» What is expected
Skip every image and restate the data word for word.

Collected data entries:

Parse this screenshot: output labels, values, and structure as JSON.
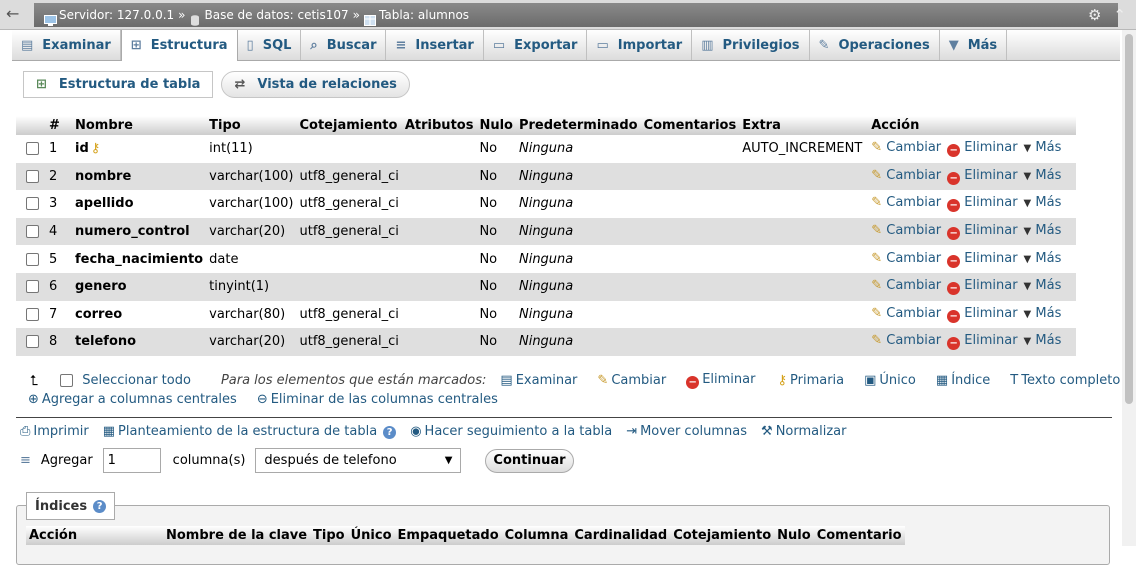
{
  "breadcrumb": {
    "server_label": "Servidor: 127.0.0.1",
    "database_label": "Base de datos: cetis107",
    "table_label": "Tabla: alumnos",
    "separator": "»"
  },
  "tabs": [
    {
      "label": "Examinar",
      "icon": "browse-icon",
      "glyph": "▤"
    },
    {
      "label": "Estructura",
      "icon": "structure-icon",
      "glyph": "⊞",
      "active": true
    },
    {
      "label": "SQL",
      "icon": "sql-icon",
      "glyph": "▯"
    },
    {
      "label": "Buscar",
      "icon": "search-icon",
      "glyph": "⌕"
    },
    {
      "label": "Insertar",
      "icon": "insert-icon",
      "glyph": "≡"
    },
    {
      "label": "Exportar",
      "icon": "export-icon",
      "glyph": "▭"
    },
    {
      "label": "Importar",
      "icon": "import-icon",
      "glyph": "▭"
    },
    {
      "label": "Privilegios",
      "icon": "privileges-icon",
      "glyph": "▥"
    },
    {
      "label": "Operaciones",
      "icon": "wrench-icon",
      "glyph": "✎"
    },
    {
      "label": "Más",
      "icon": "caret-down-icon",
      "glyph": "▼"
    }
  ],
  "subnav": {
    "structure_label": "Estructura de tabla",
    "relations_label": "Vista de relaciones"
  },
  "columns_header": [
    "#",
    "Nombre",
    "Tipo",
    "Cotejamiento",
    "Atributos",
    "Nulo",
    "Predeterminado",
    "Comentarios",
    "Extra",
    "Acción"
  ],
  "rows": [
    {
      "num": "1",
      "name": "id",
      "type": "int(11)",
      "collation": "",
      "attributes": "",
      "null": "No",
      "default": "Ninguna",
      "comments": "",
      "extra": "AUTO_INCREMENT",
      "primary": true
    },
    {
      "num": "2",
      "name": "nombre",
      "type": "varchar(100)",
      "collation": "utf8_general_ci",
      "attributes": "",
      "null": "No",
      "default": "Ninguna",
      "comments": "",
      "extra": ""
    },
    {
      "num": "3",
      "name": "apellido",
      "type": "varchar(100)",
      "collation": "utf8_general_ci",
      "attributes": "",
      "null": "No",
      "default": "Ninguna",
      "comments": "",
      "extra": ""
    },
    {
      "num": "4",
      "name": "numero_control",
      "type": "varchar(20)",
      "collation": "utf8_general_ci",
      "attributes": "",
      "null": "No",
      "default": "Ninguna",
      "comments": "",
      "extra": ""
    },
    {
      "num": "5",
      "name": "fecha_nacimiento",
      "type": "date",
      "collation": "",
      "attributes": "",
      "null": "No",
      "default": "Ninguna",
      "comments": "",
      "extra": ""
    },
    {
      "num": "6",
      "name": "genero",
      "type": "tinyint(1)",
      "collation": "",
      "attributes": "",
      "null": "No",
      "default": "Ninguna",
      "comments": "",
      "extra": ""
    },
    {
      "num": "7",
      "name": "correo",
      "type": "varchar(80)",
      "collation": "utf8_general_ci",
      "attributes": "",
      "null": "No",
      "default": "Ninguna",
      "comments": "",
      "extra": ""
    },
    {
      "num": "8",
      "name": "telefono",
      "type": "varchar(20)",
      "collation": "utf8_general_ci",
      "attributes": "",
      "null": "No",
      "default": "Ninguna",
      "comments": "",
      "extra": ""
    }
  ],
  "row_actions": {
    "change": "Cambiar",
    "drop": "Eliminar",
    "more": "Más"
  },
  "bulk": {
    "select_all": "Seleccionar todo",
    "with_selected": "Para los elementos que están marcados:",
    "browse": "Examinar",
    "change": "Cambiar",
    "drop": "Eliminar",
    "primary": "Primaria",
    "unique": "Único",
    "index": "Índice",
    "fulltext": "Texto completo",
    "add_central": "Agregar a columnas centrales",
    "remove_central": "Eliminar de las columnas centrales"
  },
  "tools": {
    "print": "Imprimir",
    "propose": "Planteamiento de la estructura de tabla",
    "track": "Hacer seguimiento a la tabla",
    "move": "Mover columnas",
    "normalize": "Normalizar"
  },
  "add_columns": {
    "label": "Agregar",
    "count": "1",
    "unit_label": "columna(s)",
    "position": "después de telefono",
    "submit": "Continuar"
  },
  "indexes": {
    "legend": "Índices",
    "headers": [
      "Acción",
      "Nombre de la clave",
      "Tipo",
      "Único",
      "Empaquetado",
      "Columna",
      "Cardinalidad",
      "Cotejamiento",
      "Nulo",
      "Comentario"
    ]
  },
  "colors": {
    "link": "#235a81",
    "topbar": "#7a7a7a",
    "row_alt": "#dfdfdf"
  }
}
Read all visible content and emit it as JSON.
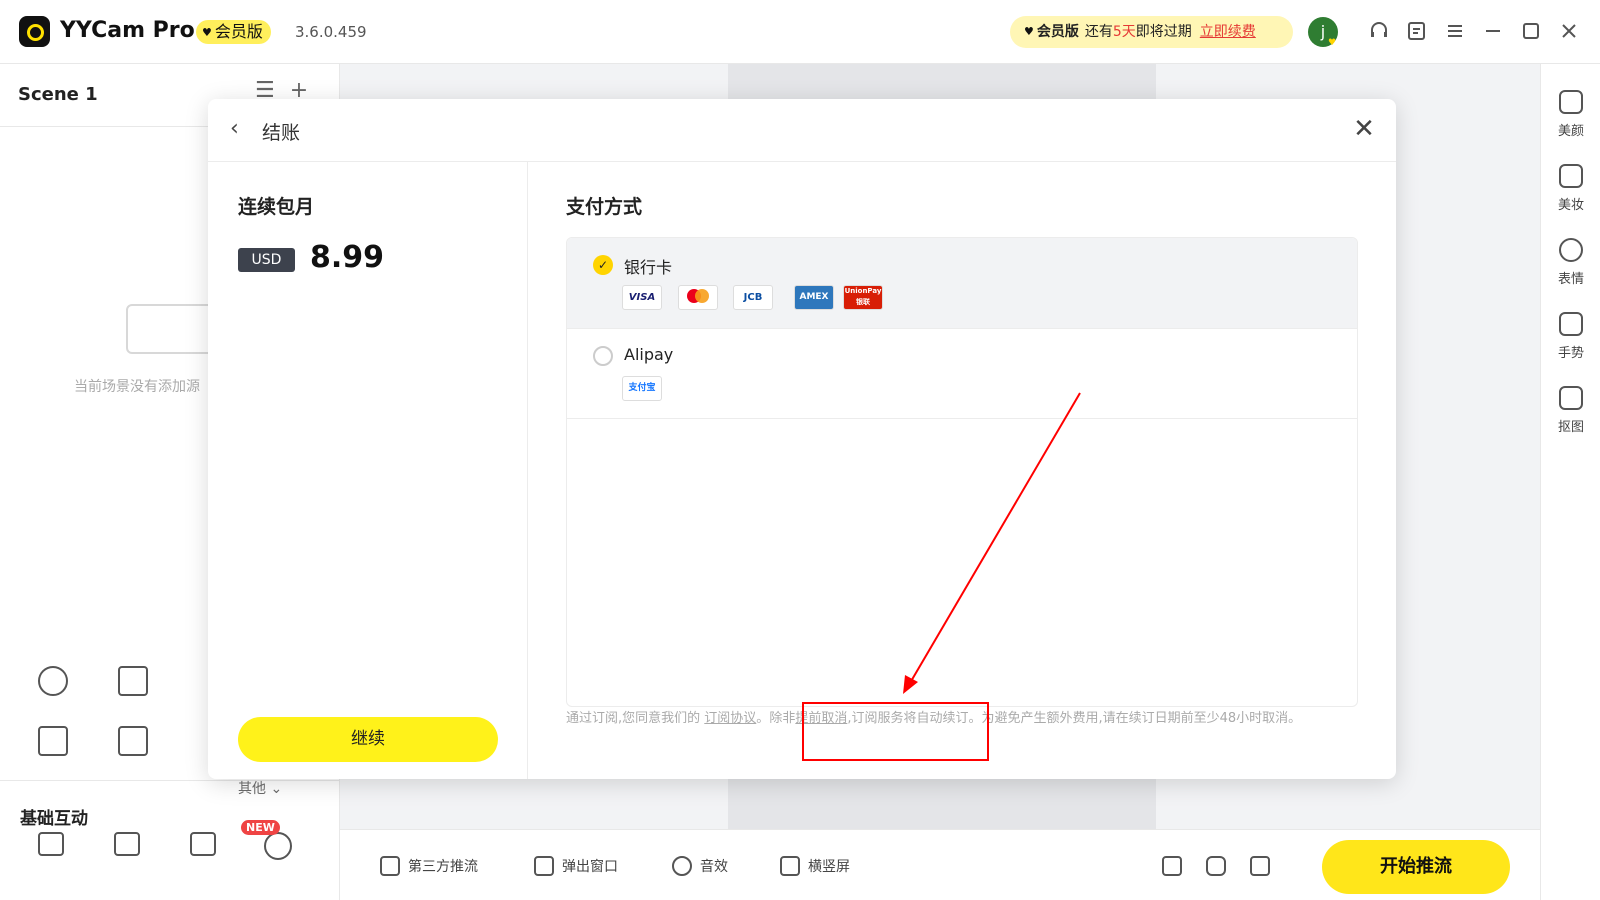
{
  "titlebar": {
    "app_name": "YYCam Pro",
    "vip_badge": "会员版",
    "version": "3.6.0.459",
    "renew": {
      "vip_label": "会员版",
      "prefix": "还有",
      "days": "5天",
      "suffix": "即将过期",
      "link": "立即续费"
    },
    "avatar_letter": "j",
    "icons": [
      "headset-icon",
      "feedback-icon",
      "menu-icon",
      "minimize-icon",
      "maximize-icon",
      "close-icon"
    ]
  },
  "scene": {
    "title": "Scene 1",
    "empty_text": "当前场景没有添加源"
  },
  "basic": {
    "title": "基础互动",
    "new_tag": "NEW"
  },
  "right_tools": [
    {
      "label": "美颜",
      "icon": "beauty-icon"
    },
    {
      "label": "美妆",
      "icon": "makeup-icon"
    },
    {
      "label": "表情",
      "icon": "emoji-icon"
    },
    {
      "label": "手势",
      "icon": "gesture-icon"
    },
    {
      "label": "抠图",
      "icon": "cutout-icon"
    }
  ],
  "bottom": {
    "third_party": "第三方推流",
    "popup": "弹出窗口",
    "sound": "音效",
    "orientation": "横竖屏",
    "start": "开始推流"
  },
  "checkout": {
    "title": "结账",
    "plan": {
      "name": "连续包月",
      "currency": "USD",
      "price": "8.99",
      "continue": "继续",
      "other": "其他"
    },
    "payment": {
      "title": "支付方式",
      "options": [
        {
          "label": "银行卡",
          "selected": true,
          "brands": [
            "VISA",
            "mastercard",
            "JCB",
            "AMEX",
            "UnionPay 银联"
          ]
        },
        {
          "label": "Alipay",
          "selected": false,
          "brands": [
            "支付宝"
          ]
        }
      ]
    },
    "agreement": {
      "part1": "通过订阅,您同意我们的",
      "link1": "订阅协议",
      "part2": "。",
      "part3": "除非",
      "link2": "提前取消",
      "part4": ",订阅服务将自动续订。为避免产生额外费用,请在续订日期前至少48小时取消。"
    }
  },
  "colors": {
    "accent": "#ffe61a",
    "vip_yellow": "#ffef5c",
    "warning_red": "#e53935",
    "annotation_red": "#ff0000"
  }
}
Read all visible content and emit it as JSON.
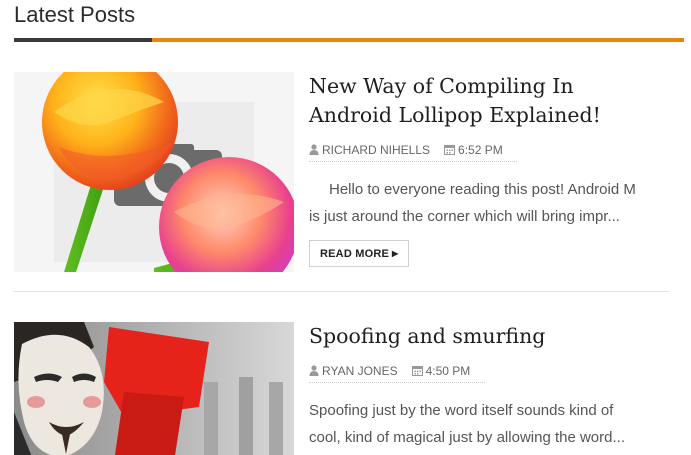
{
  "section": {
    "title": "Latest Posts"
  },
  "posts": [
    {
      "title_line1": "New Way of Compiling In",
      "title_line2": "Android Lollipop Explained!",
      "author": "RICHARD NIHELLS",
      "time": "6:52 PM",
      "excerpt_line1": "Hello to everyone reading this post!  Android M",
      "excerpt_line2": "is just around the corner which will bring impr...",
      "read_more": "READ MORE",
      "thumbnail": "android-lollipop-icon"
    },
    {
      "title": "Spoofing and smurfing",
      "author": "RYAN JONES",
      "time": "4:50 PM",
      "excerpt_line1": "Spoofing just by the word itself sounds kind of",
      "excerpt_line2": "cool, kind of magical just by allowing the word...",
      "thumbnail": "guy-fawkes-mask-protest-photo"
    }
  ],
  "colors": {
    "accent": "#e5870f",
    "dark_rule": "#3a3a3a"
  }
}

» Response to the task
Parse this screenshot: output labels, values, and structure as JSON.
{
  "breadcrumb": {
    "server_label": "Servidor: 127.0.0.1",
    "database_label": "Base de datos: cetis107",
    "table_label": "Tabla: alumnos",
    "separator": "»"
  },
  "tabs": [
    {
      "label": "Examinar",
      "icon": "browse-icon",
      "glyph": "▤"
    },
    {
      "label": "Estructura",
      "icon": "structure-icon",
      "glyph": "⊞",
      "active": true
    },
    {
      "label": "SQL",
      "icon": "sql-icon",
      "glyph": "▯"
    },
    {
      "label": "Buscar",
      "icon": "search-icon",
      "glyph": "⌕"
    },
    {
      "label": "Insertar",
      "icon": "insert-icon",
      "glyph": "≡"
    },
    {
      "label": "Exportar",
      "icon": "export-icon",
      "glyph": "▭"
    },
    {
      "label": "Importar",
      "icon": "import-icon",
      "glyph": "▭"
    },
    {
      "label": "Privilegios",
      "icon": "privileges-icon",
      "glyph": "▥"
    },
    {
      "label": "Operaciones",
      "icon": "wrench-icon",
      "glyph": "✎"
    },
    {
      "label": "Más",
      "icon": "caret-down-icon",
      "glyph": "▼"
    }
  ],
  "subnav": {
    "structure_label": "Estructura de tabla",
    "relations_label": "Vista de relaciones"
  },
  "columns_header": [
    "#",
    "Nombre",
    "Tipo",
    "Cotejamiento",
    "Atributos",
    "Nulo",
    "Predeterminado",
    "Comentarios",
    "Extra",
    "Acción"
  ],
  "rows": [
    {
      "num": "1",
      "name": "id",
      "type": "int(11)",
      "collation": "",
      "attributes": "",
      "null": "No",
      "default": "Ninguna",
      "comments": "",
      "extra": "AUTO_INCREMENT",
      "primary": true
    },
    {
      "num": "2",
      "name": "nombre",
      "type": "varchar(100)",
      "collation": "utf8_general_ci",
      "attributes": "",
      "null": "No",
      "default": "Ninguna",
      "comments": "",
      "extra": ""
    },
    {
      "num": "3",
      "name": "apellido",
      "type": "varchar(100)",
      "collation": "utf8_general_ci",
      "attributes": "",
      "null": "No",
      "default": "Ninguna",
      "comments": "",
      "extra": ""
    },
    {
      "num": "4",
      "name": "numero_control",
      "type": "varchar(20)",
      "collation": "utf8_general_ci",
      "attributes": "",
      "null": "No",
      "default": "Ninguna",
      "comments": "",
      "extra": ""
    },
    {
      "num": "5",
      "name": "fecha_nacimiento",
      "type": "date",
      "collation": "",
      "attributes": "",
      "null": "No",
      "default": "Ninguna",
      "comments": "",
      "extra": ""
    },
    {
      "num": "6",
      "name": "genero",
      "type": "tinyint(1)",
      "collation": "",
      "attributes": "",
      "null": "No",
      "default": "Ninguna",
      "comments": "",
      "extra": ""
    },
    {
      "num": "7",
      "name": "correo",
      "type": "varchar(80)",
      "collation": "utf8_general_ci",
      "attributes": "",
      "null": "No",
      "default": "Ninguna",
      "comments": "",
      "extra": ""
    },
    {
      "num": "8",
      "name": "telefono",
      "type": "varchar(20)",
      "collation": "utf8_general_ci",
      "attributes": "",
      "null": "No",
      "default": "Ninguna",
      "comments": "",
      "extra": ""
    }
  ],
  "row_actions": {
    "change": "Cambiar",
    "drop": "Eliminar",
    "more": "Más"
  },
  "bulk": {
    "select_all": "Seleccionar todo",
    "with_selected": "Para los elementos que están marcados:",
    "browse": "Examinar",
    "change": "Cambiar",
    "drop": "Eliminar",
    "primary": "Primaria",
    "unique": "Único",
    "index": "Índice",
    "fulltext": "Texto completo",
    "add_central": "Agregar a columnas centrales",
    "remove_central": "Eliminar de las columnas centrales"
  },
  "tools": {
    "print": "Imprimir",
    "propose": "Planteamiento de la estructura de tabla",
    "track": "Hacer seguimiento a la tabla",
    "move": "Mover columnas",
    "normalize": "Normalizar"
  },
  "add_columns": {
    "label": "Agregar",
    "count": "1",
    "unit_label": "columna(s)",
    "position": "después de telefono",
    "submit": "Continuar"
  },
  "indexes": {
    "legend": "Índices",
    "headers": [
      "Acción",
      "Nombre de la clave",
      "Tipo",
      "Único",
      "Empaquetado",
      "Columna",
      "Cardinalidad",
      "Cotejamiento",
      "Nulo",
      "Comentario"
    ]
  },
  "colors": {
    "link": "#235a81",
    "topbar": "#7a7a7a",
    "row_alt": "#dfdfdf"
  }
}
Read all visible content and emit it as JSON.
{
  "titlebar": {
    "app_name": "YYCam Pro",
    "vip_badge": "会员版",
    "version": "3.6.0.459",
    "renew": {
      "vip_label": "会员版",
      "prefix": "还有",
      "days": "5天",
      "suffix": "即将过期",
      "link": "立即续费"
    },
    "avatar_letter": "j",
    "icons": [
      "headset-icon",
      "feedback-icon",
      "menu-icon",
      "minimize-icon",
      "maximize-icon",
      "close-icon"
    ]
  },
  "scene": {
    "title": "Scene 1",
    "empty_text": "当前场景没有添加源"
  },
  "basic": {
    "title": "基础互动",
    "new_tag": "NEW"
  },
  "right_tools": [
    {
      "label": "美颜",
      "icon": "beauty-icon"
    },
    {
      "label": "美妆",
      "icon": "makeup-icon"
    },
    {
      "label": "表情",
      "icon": "emoji-icon"
    },
    {
      "label": "手势",
      "icon": "gesture-icon"
    },
    {
      "label": "抠图",
      "icon": "cutout-icon"
    }
  ],
  "bottom": {
    "third_party": "第三方推流",
    "popup": "弹出窗口",
    "sound": "音效",
    "orientation": "横竖屏",
    "start": "开始推流"
  },
  "checkout": {
    "title": "结账",
    "plan": {
      "name": "连续包月",
      "currency": "USD",
      "price": "8.99",
      "continue": "继续",
      "other": "其他"
    },
    "payment": {
      "title": "支付方式",
      "options": [
        {
          "label": "银行卡",
          "selected": true,
          "brands": [
            "VISA",
            "mastercard",
            "JCB",
            "AMEX",
            "UnionPay 银联"
          ]
        },
        {
          "label": "Alipay",
          "selected": false,
          "brands": [
            "支付宝"
          ]
        }
      ]
    },
    "agreement": {
      "part1": "通过订阅,您同意我们的",
      "link1": "订阅协议",
      "part2": "。",
      "part3": "除非",
      "link2": "提前取消",
      "part4": ",订阅服务将自动续订。为避免产生额外费用,请在续订日期前至少48小时取消。"
    }
  },
  "colors": {
    "accent": "#ffe61a",
    "vip_yellow": "#ffef5c",
    "warning_red": "#e53935",
    "annotation_red": "#ff0000"
  }
}
Read all visible content and emit it as JSON.
{
  "section": {
    "title": "Latest Posts"
  },
  "posts": [
    {
      "title_line1": "New Way of Compiling In",
      "title_line2": "Android Lollipop Explained!",
      "author": "RICHARD NIHELLS",
      "time": "6:52 PM",
      "excerpt_line1": "Hello to everyone reading this post!  Android M",
      "excerpt_line2": "is just around the corner which will bring impr...",
      "read_more": "READ MORE",
      "thumbnail": "android-lollipop-icon"
    },
    {
      "title": "Spoofing and smurfing",
      "author": "RYAN JONES",
      "time": "4:50 PM",
      "excerpt_line1": "Spoofing just by the word itself sounds kind of",
      "excerpt_line2": "cool, kind of magical just by allowing the word...",
      "thumbnail": "guy-fawkes-mask-protest-photo"
    }
  ],
  "colors": {
    "accent": "#e5870f",
    "dark_rule": "#3a3a3a"
  }
}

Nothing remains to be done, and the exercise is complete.